— Entries —
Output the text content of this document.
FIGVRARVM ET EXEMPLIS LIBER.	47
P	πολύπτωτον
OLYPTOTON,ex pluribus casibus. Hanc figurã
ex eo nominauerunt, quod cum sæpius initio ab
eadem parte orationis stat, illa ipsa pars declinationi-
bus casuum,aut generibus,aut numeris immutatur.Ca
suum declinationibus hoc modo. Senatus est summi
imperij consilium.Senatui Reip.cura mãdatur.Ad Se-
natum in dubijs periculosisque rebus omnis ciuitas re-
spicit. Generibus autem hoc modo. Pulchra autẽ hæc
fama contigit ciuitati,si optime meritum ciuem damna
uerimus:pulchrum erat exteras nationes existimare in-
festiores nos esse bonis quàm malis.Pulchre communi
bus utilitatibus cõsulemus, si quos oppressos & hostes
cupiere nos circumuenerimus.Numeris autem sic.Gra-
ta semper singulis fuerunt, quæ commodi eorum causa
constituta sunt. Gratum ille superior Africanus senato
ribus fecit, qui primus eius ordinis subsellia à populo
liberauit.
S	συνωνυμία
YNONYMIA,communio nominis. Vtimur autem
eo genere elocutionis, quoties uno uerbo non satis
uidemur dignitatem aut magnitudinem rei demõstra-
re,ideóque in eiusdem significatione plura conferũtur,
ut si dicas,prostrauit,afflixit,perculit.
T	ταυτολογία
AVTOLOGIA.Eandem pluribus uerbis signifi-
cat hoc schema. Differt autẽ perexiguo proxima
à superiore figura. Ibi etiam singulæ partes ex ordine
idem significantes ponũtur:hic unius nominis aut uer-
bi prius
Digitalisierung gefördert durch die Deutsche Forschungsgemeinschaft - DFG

— Task directions —
Answer with one number: how many lines of the entries above include the word "autem".

— Completed exercise —
3